Restate the data below word for word. Skip any images it contains.

Data excerpts
- - - -
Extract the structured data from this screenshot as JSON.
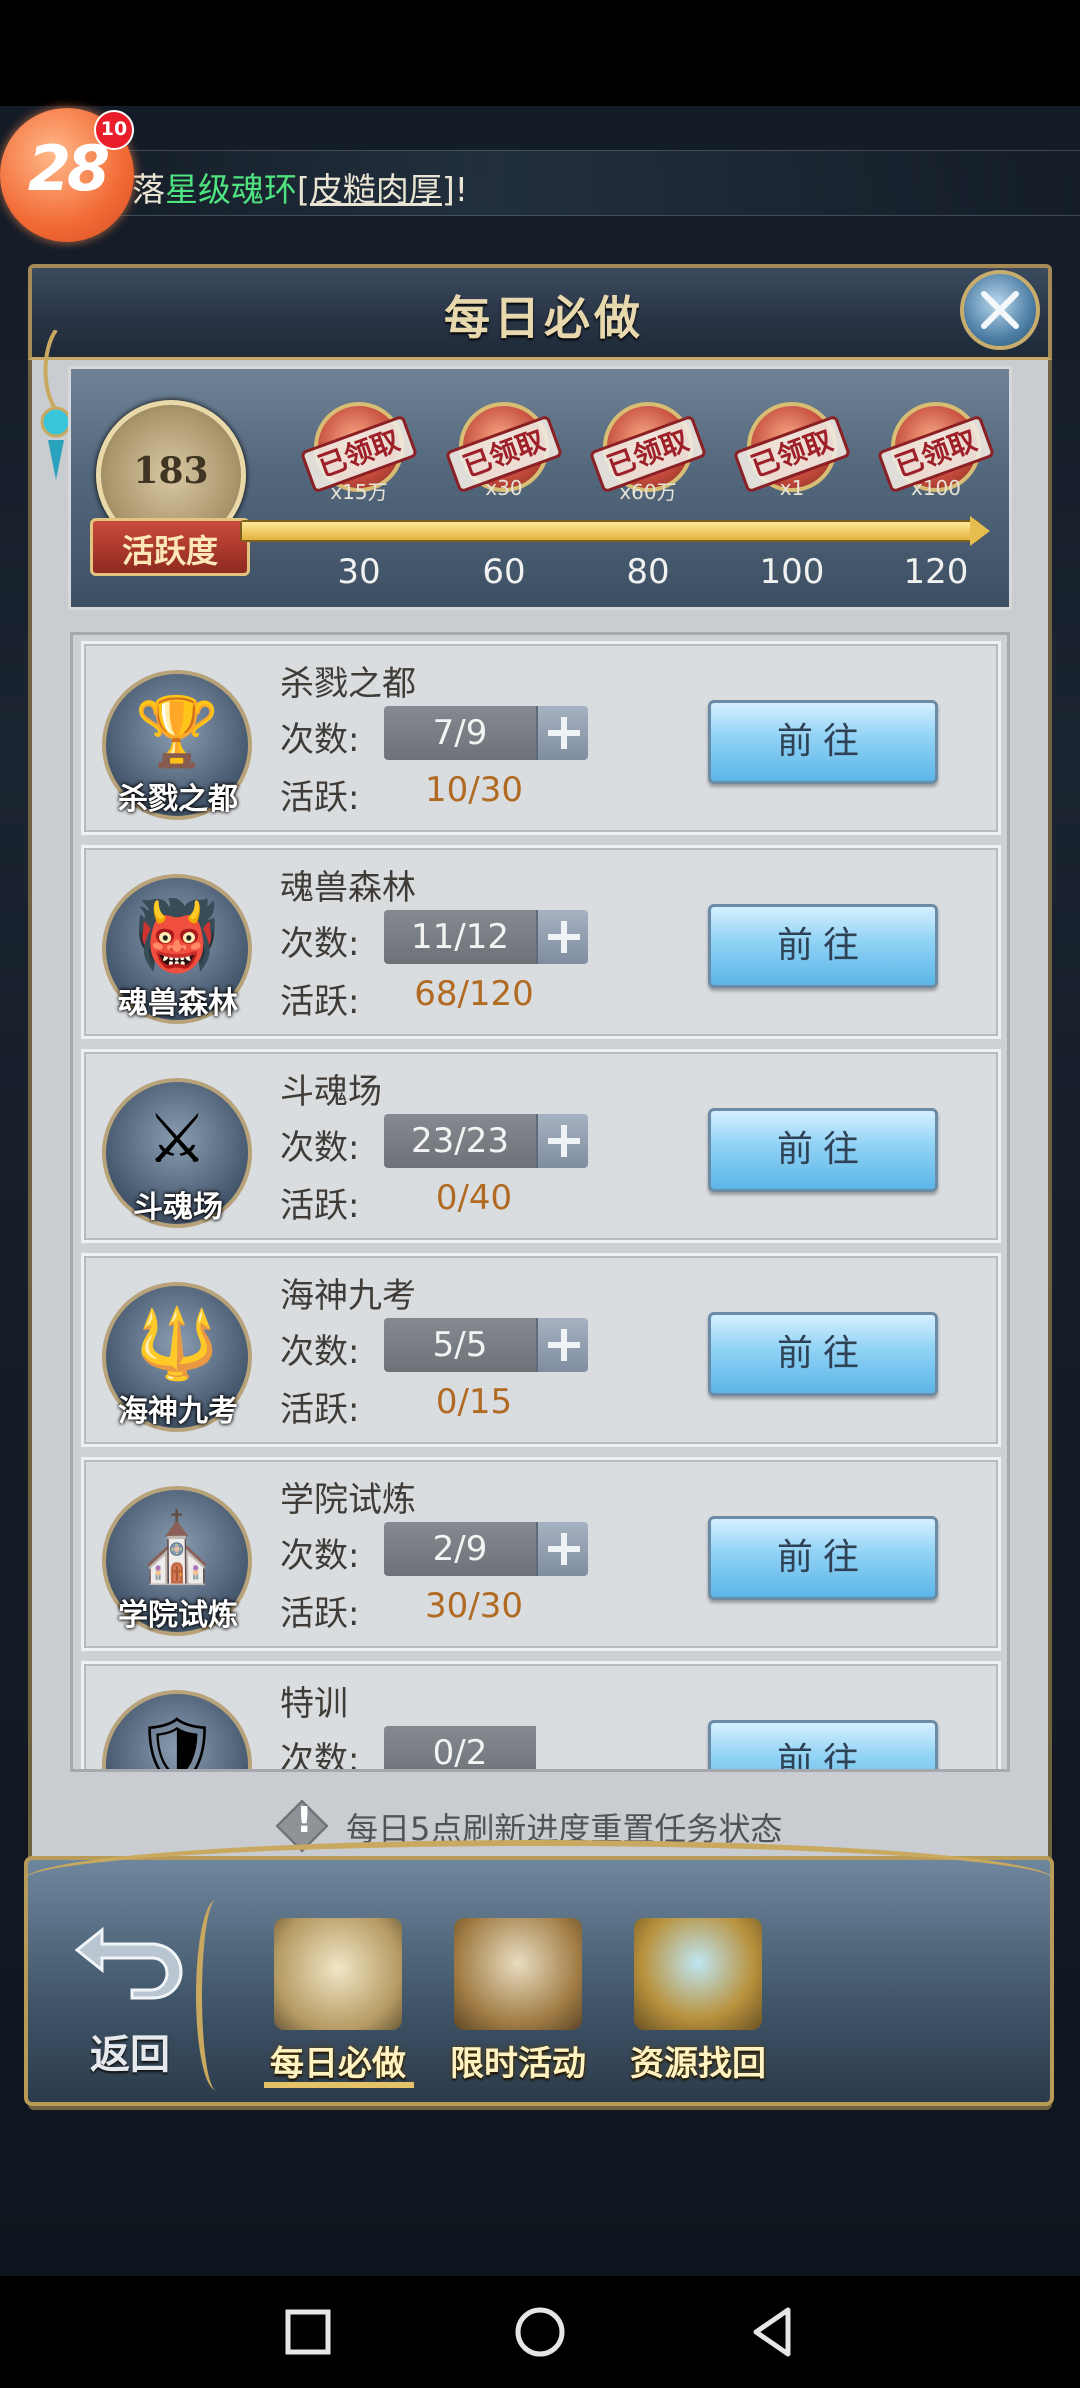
{
  "ticker": {
    "prefix": "落",
    "highlight": "星级魂环",
    "item": "[皮糙肉厚]",
    "suffix": "!"
  },
  "float_avatar": {
    "level": "28",
    "badge": "10"
  },
  "panel": {
    "title": "每日必做"
  },
  "activity": {
    "value": "183",
    "label": "活跃度",
    "progress": 1.0,
    "milestones": [
      {
        "threshold": "30",
        "reward_qty": "x15万",
        "status": "已领取"
      },
      {
        "threshold": "60",
        "reward_qty": "x30",
        "status": "已领取"
      },
      {
        "threshold": "80",
        "reward_qty": "x60万",
        "status": "已领取"
      },
      {
        "threshold": "100",
        "reward_qty": "x1",
        "status": "已领取"
      },
      {
        "threshold": "120",
        "reward_qty": "x100",
        "status": "已领取"
      }
    ]
  },
  "labels": {
    "count": "次数:",
    "active": "活跃:",
    "go": "前往"
  },
  "tasks": [
    {
      "name": "杀戮之都",
      "icon_label": "杀戮之都",
      "icon": "goblet-icon",
      "count": "7/9",
      "active": "10/30"
    },
    {
      "name": "魂兽森林",
      "icon_label": "魂兽森林",
      "icon": "beast-icon",
      "count": "11/12",
      "active": "68/120"
    },
    {
      "name": "斗魂场",
      "icon_label": "斗魂场",
      "icon": "arena-icon",
      "count": "23/23",
      "active": "0/40"
    },
    {
      "name": "海神九考",
      "icon_label": "海神九考",
      "icon": "trident-icon",
      "count": "5/5",
      "active": "0/15"
    },
    {
      "name": "学院试炼",
      "icon_label": "学院试炼",
      "icon": "academy-icon",
      "count": "2/9",
      "active": "30/30"
    },
    {
      "name": "特训",
      "icon_label": "",
      "icon": "training-icon",
      "count": "0/2",
      "active": ""
    }
  ],
  "hint": "每日5点刷新进度重置任务状态",
  "bottom": {
    "back_label": "返回",
    "tabs": [
      {
        "label": "每日必做",
        "icon": "scroll-quill-icon",
        "active": true
      },
      {
        "label": "限时活动",
        "icon": "clock-book-icon",
        "active": false
      },
      {
        "label": "资源找回",
        "icon": "treasure-chest-icon",
        "active": false
      }
    ]
  },
  "colors": {
    "accent_gold": "#c9a95f",
    "go_button": "#8fd2f5",
    "active_value": "#b06a22",
    "ticker_highlight": "#4fe37f"
  }
}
- - - -
◆ Reply:
Extract the structured data from this screenshot as JSON.
{
  "ticker": {
    "prefix": "落",
    "highlight": "星级魂环",
    "item": "[皮糙肉厚]",
    "suffix": "!"
  },
  "float_avatar": {
    "level": "28",
    "badge": "10"
  },
  "panel": {
    "title": "每日必做"
  },
  "activity": {
    "value": "183",
    "label": "活跃度",
    "progress": 1.0,
    "milestones": [
      {
        "threshold": "30",
        "reward_qty": "x15万",
        "status": "已领取"
      },
      {
        "threshold": "60",
        "reward_qty": "x30",
        "status": "已领取"
      },
      {
        "threshold": "80",
        "reward_qty": "x60万",
        "status": "已领取"
      },
      {
        "threshold": "100",
        "reward_qty": "x1",
        "status": "已领取"
      },
      {
        "threshold": "120",
        "reward_qty": "x100",
        "status": "已领取"
      }
    ]
  },
  "labels": {
    "count": "次数:",
    "active": "活跃:",
    "go": "前往"
  },
  "tasks": [
    {
      "name": "杀戮之都",
      "icon_label": "杀戮之都",
      "icon": "goblet-icon",
      "count": "7/9",
      "active": "10/30"
    },
    {
      "name": "魂兽森林",
      "icon_label": "魂兽森林",
      "icon": "beast-icon",
      "count": "11/12",
      "active": "68/120"
    },
    {
      "name": "斗魂场",
      "icon_label": "斗魂场",
      "icon": "arena-icon",
      "count": "23/23",
      "active": "0/40"
    },
    {
      "name": "海神九考",
      "icon_label": "海神九考",
      "icon": "trident-icon",
      "count": "5/5",
      "active": "0/15"
    },
    {
      "name": "学院试炼",
      "icon_label": "学院试炼",
      "icon": "academy-icon",
      "count": "2/9",
      "active": "30/30"
    },
    {
      "name": "特训",
      "icon_label": "",
      "icon": "training-icon",
      "count": "0/2",
      "active": ""
    }
  ],
  "hint": "每日5点刷新进度重置任务状态",
  "bottom": {
    "back_label": "返回",
    "tabs": [
      {
        "label": "每日必做",
        "icon": "scroll-quill-icon",
        "active": true
      },
      {
        "label": "限时活动",
        "icon": "clock-book-icon",
        "active": false
      },
      {
        "label": "资源找回",
        "icon": "treasure-chest-icon",
        "active": false
      }
    ]
  },
  "colors": {
    "accent_gold": "#c9a95f",
    "go_button": "#8fd2f5",
    "active_value": "#b06a22",
    "ticker_highlight": "#4fe37f"
  }
}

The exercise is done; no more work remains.